Dataset entries:
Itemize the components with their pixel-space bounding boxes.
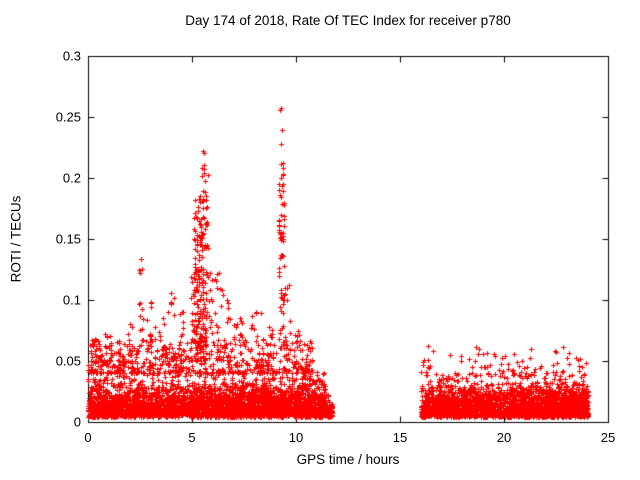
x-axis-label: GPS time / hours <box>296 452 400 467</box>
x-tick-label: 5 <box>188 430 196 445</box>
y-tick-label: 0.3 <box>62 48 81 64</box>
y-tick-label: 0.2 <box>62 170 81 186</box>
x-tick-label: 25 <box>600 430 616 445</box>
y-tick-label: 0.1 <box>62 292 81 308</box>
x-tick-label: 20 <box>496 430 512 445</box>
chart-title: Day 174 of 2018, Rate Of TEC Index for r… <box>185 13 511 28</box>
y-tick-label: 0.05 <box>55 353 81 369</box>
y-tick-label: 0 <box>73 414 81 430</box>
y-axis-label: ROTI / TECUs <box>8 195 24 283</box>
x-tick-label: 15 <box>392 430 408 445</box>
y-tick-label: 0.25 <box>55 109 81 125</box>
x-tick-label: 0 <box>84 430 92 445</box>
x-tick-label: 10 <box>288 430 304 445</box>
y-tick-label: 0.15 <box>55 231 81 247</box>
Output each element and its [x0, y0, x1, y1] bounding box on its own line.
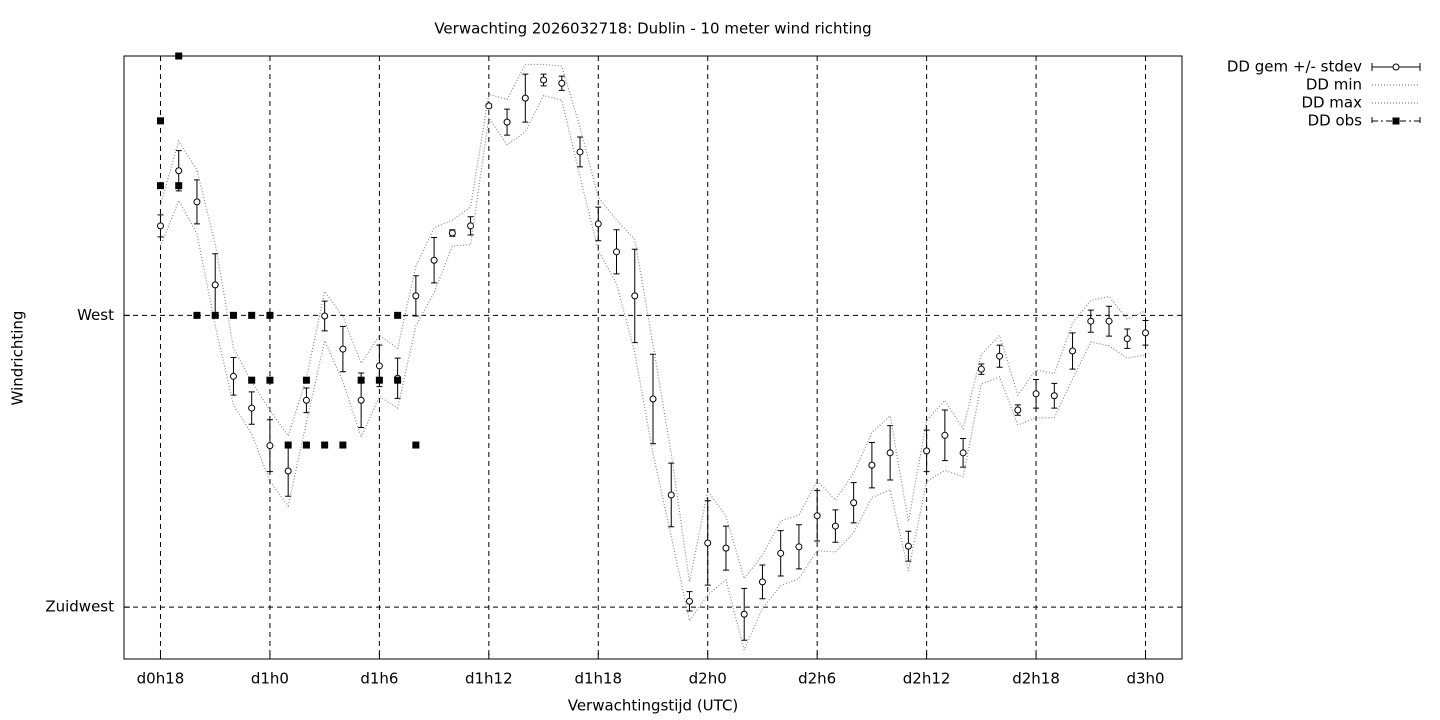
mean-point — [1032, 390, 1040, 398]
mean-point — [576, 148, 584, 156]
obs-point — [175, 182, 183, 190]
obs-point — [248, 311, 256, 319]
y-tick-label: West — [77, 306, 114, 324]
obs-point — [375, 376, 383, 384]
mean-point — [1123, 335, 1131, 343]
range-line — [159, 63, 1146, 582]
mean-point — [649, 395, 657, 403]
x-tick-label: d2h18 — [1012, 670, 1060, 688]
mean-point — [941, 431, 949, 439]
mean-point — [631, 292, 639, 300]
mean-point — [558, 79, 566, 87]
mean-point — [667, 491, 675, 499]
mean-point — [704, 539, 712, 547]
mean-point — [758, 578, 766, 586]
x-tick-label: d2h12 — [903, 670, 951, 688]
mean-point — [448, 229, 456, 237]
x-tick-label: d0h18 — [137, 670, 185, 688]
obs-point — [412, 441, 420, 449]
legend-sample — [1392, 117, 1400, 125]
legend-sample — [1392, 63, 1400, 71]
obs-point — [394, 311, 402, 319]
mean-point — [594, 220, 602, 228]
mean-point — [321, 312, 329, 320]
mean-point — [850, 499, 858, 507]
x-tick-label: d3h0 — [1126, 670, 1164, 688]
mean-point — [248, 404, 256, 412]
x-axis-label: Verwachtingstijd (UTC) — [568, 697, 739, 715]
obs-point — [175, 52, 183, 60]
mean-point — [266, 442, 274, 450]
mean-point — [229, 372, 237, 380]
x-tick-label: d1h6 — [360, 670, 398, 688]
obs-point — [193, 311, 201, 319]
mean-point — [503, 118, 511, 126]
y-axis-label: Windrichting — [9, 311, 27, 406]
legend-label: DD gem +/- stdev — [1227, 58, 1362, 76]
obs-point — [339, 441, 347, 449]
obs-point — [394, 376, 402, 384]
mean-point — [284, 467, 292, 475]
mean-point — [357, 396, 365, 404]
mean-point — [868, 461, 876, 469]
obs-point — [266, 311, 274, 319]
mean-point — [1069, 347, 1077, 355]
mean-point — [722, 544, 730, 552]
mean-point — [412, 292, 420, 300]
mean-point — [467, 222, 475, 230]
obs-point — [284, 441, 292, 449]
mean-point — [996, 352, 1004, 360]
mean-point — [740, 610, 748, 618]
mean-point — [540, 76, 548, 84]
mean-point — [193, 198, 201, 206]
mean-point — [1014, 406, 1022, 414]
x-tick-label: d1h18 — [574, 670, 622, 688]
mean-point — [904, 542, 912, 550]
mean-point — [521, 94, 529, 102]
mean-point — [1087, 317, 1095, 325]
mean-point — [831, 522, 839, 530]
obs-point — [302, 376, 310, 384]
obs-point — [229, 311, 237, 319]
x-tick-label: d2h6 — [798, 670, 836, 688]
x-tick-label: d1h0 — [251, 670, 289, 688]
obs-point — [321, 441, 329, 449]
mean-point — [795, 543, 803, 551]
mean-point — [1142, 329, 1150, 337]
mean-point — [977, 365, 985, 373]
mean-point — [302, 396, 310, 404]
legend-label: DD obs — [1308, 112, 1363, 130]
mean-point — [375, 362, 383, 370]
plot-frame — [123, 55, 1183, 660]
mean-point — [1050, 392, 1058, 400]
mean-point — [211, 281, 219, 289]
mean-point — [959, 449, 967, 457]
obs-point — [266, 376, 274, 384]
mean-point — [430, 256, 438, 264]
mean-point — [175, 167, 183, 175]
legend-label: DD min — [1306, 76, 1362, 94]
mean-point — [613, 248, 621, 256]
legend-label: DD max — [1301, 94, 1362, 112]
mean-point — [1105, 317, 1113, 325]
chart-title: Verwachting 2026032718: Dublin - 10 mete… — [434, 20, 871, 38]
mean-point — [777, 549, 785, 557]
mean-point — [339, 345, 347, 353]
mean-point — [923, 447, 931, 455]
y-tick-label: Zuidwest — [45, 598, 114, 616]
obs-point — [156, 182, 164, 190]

◆ **Objective**: Output the lines from the line containing "mean-point — [1032, 390, 1040, 398]" through the line containing "mean-point — [229, 372, 237, 380]", both included, as a numbered list, omitting any blank lines.

◆ **Output of the task**:
1. mean-point — [1032, 390, 1040, 398]
2. mean-point — [576, 148, 584, 156]
3. obs-point — [175, 182, 183, 190]
4. obs-point — [248, 311, 256, 319]
5. y-tick-label: West — [77, 306, 114, 324]
6. obs-point — [375, 376, 383, 384]
7. mean-point — [1123, 335, 1131, 343]
8. range-line — [159, 63, 1146, 582]
9. mean-point — [649, 395, 657, 403]
10. x-tick-label: d2h18 — [1012, 670, 1060, 688]
11. mean-point — [941, 431, 949, 439]
12. mean-point — [631, 292, 639, 300]
13. mean-point — [558, 79, 566, 87]
14. mean-point — [667, 491, 675, 499]
15. mean-point — [704, 539, 712, 547]
16. mean-point — [758, 578, 766, 586]
17. x-tick-label: d2h12 — [903, 670, 951, 688]
18. mean-point — [448, 229, 456, 237]
19. x-tick-label: d0h18 — [137, 670, 185, 688]
20. obs-point — [412, 441, 420, 449]
21. legend-sample — [1392, 117, 1400, 125]
22. legend-sample — [1392, 63, 1400, 71]
23. obs-point — [394, 311, 402, 319]
24. mean-point — [594, 220, 602, 228]
25. mean-point — [321, 312, 329, 320]
26. mean-point — [850, 499, 858, 507]
27. x-tick-label: d3h0 — [1126, 670, 1164, 688]
28. mean-point — [248, 404, 256, 412]
29. x-axis-label: Verwachtingstijd (UTC) — [568, 697, 739, 715]
30. obs-point — [175, 52, 183, 60]
31. mean-point — [266, 442, 274, 450]
32. mean-point — [229, 372, 237, 380]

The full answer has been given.